Pour Jean-Michel Maillet, User eXperience Digital Officer chez Colas Digital Solutions, l’approche low code-no code permet d’aller rapidement sur une maquette. « Proposer une restitution visuelle est beaucoup plus parlant pour l’utilisateur final. Il est aussi plus facile de se tromper. Si on fait un mauvais choix, on ne perd qu’une semaine et non pas des mois de développement. Revers de la médaille, il faut freiner les ardeurs du métier qui multiplieraient sinon les réajustements. »

3 Cœur de cible du  no-code : les PME

Quel est le profil type de l’entreprise qui a recours au no-code ? « Les start-up sont très au fait des possibilités des technologies du low/no-code, juge Maxime Topolov. Mais elles les utilisent parfois de manière anarchique et il faut les freiner. À l’inverse, les DSI des grands comptes sont encore réticentes et se posent pas mal des questions en termes de sécurité et de conformité. »

Entre les deux, « les PME voient, depuis la crise sanitaire, les bénéfices de la digitalisation et souhaitent optimiser leurs process tout en ayant des contraintes de coût. Pour de 3 à10 K€, elles peuvent avoir une application sur mesure pour traiter les tickets de support ou superviser leur workflow financier. »

Le premier obstacle sur le chemin d’une entreprise qui s’initie au no code porte sur le choix d’outil. Comme toute industrie naissante, il existe une multitude de solutions – Alegria en a recensé plus de 800 ! – ce qui poste question de leur pérennité.

« Tous les éditeurs ne vont pas survivre », estime Maxime Topolov qui conseille de privilégier les systèmes bien installés. « En même temps, la solution peut se faire racheter et le coût de migration d’un outil à un autre est relativement faible. »

En attendant qu’un mouvement de consolidation s’opère, quelques noms se détachent comme Webflow pour la conception de site web, Adalo ou Bubble pour le développement full stack d’applications web, Notion pour la gestion de contenu, Shopify dans l’e-commerce, Make et Zapier pour l’automatisation des processus.

4 Airtable ou Smartsheet : des  Excel 2.0

Se présentant comme des Excel 2.0, Airtable ou Smartsheet permettent, eux, de créer des tableaux de bord personnalisés et d’automatiser les flux de travail.

Une entreprise sélectionnera le meilleur outil en fonction de la typologie de projet ou de la présence ou non de compétences internes. Elle tiendra aussi compte de ses contraintes en termes de sécurité et de conformité. S’agissant de solutions cloud distribuées par des éditeurs pour la plupart américains se pose, en effet, la question de la confidentialité des données personnelles au regard du RGPD.

(CONSIGNE) Reprenez l'article sur le no-code après sa dernière phrase.

(DONNÉES)
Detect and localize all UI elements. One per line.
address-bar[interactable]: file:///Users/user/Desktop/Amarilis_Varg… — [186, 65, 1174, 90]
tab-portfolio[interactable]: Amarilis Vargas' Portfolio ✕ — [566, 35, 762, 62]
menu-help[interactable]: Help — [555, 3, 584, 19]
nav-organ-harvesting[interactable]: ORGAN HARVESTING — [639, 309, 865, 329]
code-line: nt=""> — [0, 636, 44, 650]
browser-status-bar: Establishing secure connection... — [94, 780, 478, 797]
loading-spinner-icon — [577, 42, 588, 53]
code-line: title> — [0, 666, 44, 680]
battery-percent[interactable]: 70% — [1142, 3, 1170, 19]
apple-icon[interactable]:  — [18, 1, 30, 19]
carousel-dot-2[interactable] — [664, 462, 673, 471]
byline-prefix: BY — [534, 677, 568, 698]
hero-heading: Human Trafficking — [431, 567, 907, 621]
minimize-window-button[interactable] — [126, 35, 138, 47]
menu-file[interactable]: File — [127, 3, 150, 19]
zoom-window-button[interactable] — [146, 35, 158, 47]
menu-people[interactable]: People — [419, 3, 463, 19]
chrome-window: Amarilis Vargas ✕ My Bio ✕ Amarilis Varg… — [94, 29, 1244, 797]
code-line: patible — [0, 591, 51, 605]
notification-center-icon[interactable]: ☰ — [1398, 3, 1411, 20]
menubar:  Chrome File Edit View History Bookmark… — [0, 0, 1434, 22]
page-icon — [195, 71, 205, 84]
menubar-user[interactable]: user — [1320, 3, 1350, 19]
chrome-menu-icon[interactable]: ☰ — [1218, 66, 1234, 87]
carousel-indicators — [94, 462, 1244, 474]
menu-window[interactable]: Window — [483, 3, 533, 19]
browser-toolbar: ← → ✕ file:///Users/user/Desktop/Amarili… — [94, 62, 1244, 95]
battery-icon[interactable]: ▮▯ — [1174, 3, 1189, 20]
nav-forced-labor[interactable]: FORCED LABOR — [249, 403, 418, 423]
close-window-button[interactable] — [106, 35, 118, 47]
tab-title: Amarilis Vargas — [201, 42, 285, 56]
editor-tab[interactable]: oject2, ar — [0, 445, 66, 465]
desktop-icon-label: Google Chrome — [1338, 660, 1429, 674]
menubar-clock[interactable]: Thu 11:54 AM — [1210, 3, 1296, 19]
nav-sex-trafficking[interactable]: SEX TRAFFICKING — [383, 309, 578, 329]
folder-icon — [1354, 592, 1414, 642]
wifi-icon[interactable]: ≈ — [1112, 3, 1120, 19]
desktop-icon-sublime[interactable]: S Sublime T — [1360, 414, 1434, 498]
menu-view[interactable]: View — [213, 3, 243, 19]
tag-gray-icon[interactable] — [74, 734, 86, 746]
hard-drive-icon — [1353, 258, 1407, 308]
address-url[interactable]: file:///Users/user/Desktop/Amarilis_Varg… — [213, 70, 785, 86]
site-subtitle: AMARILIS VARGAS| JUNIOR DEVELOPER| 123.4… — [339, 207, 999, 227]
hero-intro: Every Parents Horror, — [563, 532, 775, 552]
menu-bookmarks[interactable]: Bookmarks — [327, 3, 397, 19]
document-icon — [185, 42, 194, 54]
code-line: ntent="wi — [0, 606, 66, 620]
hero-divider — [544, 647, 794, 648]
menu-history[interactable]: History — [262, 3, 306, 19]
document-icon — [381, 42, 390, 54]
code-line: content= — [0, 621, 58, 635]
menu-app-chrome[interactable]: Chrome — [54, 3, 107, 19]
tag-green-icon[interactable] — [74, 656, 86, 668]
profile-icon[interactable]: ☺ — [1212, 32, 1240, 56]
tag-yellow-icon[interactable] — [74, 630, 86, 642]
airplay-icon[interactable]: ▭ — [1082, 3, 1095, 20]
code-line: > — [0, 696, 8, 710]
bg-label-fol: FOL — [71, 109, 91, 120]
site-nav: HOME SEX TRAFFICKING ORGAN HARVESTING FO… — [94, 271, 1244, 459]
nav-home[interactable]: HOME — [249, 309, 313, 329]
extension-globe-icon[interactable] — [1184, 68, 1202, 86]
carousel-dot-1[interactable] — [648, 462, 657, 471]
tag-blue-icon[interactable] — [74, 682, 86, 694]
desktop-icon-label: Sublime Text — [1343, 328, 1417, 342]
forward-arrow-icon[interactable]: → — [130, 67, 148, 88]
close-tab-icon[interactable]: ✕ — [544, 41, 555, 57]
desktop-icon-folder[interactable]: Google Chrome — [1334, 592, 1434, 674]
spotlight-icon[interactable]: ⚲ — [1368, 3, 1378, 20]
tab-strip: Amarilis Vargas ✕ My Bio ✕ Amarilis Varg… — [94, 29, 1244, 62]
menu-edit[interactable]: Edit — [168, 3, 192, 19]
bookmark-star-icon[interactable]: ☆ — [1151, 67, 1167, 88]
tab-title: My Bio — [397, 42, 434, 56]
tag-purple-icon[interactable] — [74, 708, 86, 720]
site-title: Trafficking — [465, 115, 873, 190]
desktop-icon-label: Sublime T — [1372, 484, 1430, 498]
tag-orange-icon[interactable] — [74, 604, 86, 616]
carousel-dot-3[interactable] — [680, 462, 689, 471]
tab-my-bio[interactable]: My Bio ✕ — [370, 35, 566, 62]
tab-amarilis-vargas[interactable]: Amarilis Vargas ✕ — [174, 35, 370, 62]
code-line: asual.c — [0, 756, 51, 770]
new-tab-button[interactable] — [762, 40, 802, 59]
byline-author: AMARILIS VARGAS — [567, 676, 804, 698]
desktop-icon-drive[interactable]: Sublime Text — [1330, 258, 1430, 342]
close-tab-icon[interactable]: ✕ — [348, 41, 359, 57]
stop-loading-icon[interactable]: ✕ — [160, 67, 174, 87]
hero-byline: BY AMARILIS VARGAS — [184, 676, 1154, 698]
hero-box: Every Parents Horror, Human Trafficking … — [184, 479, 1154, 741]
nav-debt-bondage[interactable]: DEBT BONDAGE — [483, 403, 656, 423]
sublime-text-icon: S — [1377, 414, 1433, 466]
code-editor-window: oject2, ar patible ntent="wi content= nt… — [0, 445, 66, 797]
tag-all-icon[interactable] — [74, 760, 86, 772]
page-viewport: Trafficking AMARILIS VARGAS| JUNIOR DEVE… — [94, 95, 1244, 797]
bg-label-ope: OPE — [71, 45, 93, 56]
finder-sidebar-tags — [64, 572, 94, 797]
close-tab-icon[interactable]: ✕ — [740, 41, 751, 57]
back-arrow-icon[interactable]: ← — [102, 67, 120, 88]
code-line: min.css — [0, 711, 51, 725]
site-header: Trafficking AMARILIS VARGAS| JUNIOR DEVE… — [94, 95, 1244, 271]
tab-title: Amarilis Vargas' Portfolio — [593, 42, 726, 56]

(RÉSULTAT)
Si Bubble ou Airtable proposent, moyennant un coût supplémentaire, de basculer sur la région Europe de leur cloud provider, d’autres éditeurs comme Retool ou n8n permettent d’héberger les données dans un serveur d’entreprise.

Il est aussi possible de recourir à une solution open source comme Appsmith et BaseRow ou de faire le choix du made in France avec des acteurs tels que WeWeb ou Fortia, dédié au monde de la finance.

5 Poser un cadre de gouvernance

Enfin, il convient pour une entreprise de poser des règles de gouvernance. En fonction de l’existant et du niveau d’intégration au système d’information, quels projets sont éligibles ou non au low code-no code ?

Pour répondre à cette question, le groupe Colas a fondé un centre d’excellence dédié et ouvert une usine de développement consacré au low code-no code à côté de celles pour les environnements PHP et. Net. Colas mène, en parallèle, une politique en faveur des citizen developers, ces experts métiers qui, grâce au low code-no code, créent en toute autonomie leurs applications.

Le leader mondial du BTP identifie les collaborateurs qui ont conçu des applications utilisées par plus d’une personne afin de les accompagner, les guider dans leurs choix, mais aussi les sensibiliser aux risques. « Quand une application devient critique, il faut pouvoir la reprendre en central afin de la maintenir en cas de départ ou de congé de son créateur », avance Jean-Michel Maillet.

Un projet low code-no code reste un projet comme les autres avec ses exigences de qualité et de maintenabilité.